> **Document**:
Thomas Jefferson Papers

From Thomas Jefferson to George W. Lewis, 25 October 1825

Monticello Oct. 25. 25.

Dear Sir

I do not know whether the Professor to whom Antient and Modern history are assigned in the University, have yet decided on the course of historical reading which they will recommend to their schools. if they have, I wish this letter to be considered as not written; as their course, the result of mature consideration, will be preferable to any thing I could recommend. under this uncertainty, and the rather as you are of neither of these schools I may hazard some general ideas, to be corrected by what they may recommend hereafter.

In all cases I prefer original author to compilers. for a course of Antient history therefore, of Greece and Rome especially, I should advise the usual suite of Herodotus, Thucydides, Xenophon, Diodorus, Livy, Caesar, Suetonius, Tacitus and Dion, in their originals, if understood, and in translations if not. for it’s continuation to the final destruction of the empire we must then be content with Gibbons, a compiler, and with Segur, for a judicious recapitulation of the whole. after this general course, there are a number of particular histories, filling up chasms, which may be read at leisure in the progress of life, such as Arrian, Q. Cortius, Polybius, Sallust, Plutarch, Dionysius Halicarnasseus, Micali Etc. the Antient Universal history should be on our shelves as a book of general reference, the most learned, and most faithful perhaps that ever was written. it’s style is very plain, but perspicuous.

In modern history, there are but two nations with whose course it is interesting to us to be intimately acquainted, to wit, France and England. for the former Millot’s general history of France may be sufficient to the period when Davila commences. he should be followed by Perefixe, Sully, Voltaire’s Louis XIV. and XV. la Cretelle’s XVIIIme siecle. Marmontel’s Regence, Toulongeon’s French revolution and Mde de Stael’s; making up, by a succession of particular histories the general one which they want.

> **Stored data**:
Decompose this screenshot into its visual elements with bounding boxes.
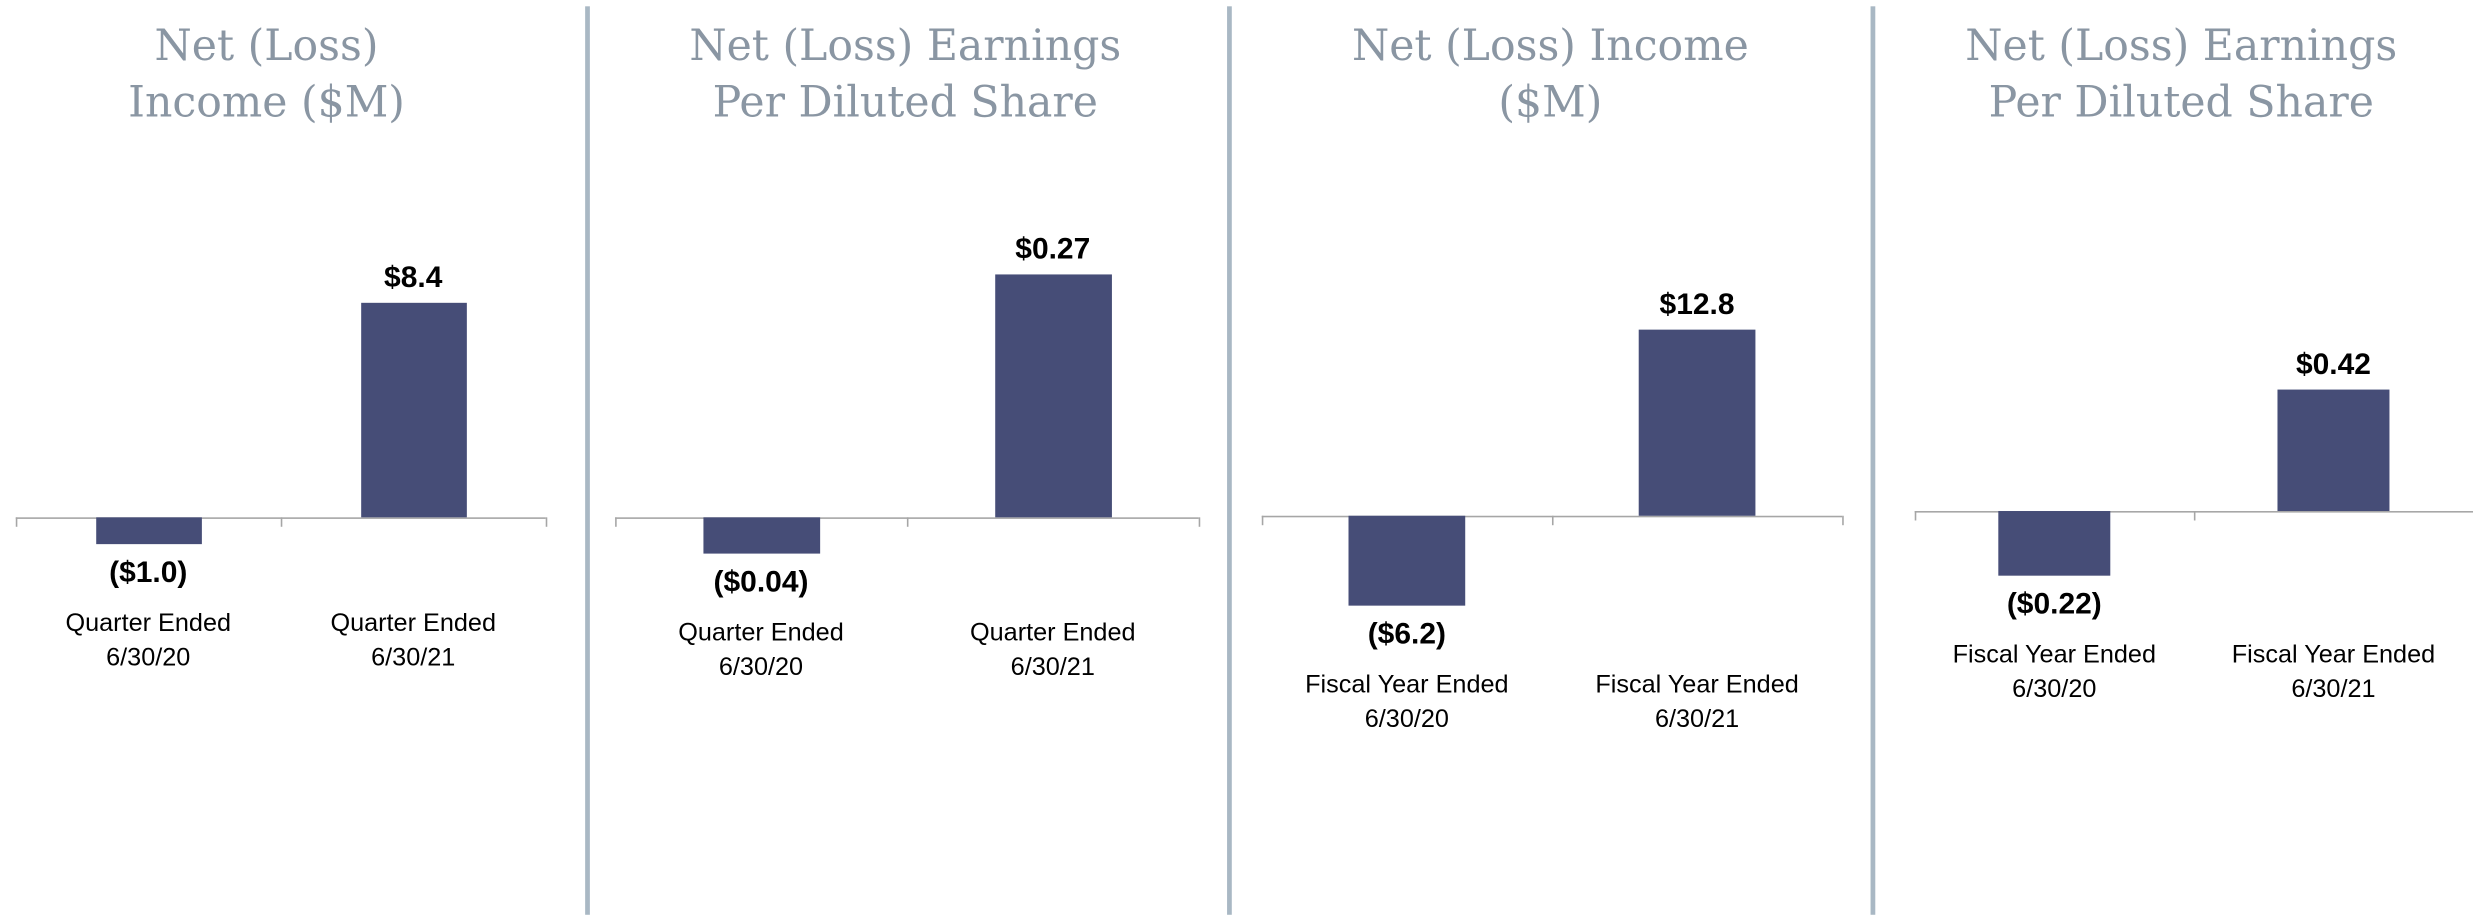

> **Requirements**: In the letter on historical reading, which two nations does it name as the ones whose modern history is worth knowing intimately? The material isn't needed for what follows.

> **Correct response**: France and England.